>> BEGIN Records to process
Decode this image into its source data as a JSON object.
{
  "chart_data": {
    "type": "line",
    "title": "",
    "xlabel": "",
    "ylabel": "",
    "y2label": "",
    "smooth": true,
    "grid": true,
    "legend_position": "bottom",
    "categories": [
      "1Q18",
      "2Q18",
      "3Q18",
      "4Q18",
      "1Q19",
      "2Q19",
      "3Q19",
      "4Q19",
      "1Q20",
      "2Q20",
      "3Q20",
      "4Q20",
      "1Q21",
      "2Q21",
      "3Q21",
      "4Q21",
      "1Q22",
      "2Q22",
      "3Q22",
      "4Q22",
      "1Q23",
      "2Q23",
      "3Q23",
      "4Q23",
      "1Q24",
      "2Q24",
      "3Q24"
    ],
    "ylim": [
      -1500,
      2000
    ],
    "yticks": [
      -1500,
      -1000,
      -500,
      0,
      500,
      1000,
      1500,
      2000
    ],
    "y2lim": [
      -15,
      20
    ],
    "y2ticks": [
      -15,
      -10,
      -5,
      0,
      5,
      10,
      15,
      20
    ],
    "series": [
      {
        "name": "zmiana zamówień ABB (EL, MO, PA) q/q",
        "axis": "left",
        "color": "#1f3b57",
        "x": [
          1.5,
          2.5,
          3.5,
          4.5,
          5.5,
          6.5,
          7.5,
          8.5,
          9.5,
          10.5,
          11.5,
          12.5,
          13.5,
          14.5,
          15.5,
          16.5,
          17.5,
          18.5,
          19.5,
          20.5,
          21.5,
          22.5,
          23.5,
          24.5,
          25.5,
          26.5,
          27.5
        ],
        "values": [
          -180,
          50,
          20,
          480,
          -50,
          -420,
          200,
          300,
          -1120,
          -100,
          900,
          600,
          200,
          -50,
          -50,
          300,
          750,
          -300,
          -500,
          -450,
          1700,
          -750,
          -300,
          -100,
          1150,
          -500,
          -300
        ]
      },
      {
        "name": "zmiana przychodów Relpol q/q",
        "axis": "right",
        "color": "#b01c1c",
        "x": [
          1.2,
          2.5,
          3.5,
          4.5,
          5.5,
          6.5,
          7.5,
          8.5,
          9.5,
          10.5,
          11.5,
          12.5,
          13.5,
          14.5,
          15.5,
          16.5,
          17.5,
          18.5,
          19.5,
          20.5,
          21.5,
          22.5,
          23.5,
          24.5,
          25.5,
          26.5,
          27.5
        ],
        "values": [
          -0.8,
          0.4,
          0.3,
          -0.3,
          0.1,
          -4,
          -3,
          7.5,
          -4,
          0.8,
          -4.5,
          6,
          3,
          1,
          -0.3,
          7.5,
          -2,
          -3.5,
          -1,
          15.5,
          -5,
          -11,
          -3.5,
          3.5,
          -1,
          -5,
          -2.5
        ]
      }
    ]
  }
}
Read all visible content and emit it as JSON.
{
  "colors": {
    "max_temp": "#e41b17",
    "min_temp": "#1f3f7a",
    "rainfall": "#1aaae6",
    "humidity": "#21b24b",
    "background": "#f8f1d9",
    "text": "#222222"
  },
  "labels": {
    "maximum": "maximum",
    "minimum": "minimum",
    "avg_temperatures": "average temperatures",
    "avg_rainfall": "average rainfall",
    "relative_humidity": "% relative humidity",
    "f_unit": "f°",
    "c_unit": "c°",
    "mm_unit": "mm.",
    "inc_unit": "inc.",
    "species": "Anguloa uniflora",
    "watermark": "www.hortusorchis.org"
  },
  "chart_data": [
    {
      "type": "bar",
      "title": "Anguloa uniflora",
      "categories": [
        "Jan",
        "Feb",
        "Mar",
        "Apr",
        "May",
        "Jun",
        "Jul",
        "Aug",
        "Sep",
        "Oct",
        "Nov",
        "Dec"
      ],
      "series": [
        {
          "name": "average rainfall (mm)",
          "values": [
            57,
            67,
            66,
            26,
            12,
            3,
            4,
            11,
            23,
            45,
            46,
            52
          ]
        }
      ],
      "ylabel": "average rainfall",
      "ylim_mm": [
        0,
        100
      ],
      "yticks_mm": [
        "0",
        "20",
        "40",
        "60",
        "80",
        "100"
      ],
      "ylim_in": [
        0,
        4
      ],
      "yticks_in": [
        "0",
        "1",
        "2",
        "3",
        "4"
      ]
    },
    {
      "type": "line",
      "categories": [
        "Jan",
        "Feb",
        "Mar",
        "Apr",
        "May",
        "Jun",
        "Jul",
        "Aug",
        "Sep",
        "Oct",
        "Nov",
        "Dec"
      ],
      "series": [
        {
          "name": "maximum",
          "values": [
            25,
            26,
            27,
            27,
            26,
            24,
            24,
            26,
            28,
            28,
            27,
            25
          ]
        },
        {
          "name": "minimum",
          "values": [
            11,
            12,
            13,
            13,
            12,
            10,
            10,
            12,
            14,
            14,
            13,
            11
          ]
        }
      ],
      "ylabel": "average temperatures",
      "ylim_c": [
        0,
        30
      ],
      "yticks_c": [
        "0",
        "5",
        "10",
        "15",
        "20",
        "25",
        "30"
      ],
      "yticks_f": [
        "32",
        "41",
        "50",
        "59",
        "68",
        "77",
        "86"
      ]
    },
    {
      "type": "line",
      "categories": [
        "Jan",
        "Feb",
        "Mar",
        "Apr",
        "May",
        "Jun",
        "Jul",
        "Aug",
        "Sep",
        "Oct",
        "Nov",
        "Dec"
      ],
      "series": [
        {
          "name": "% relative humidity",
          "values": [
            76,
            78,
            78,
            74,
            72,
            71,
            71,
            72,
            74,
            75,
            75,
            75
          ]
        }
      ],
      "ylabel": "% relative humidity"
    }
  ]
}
>> END Records to process
Work to do: In the data above, tally the lines holding "uniflora" and answer with the figure only.

Result: 2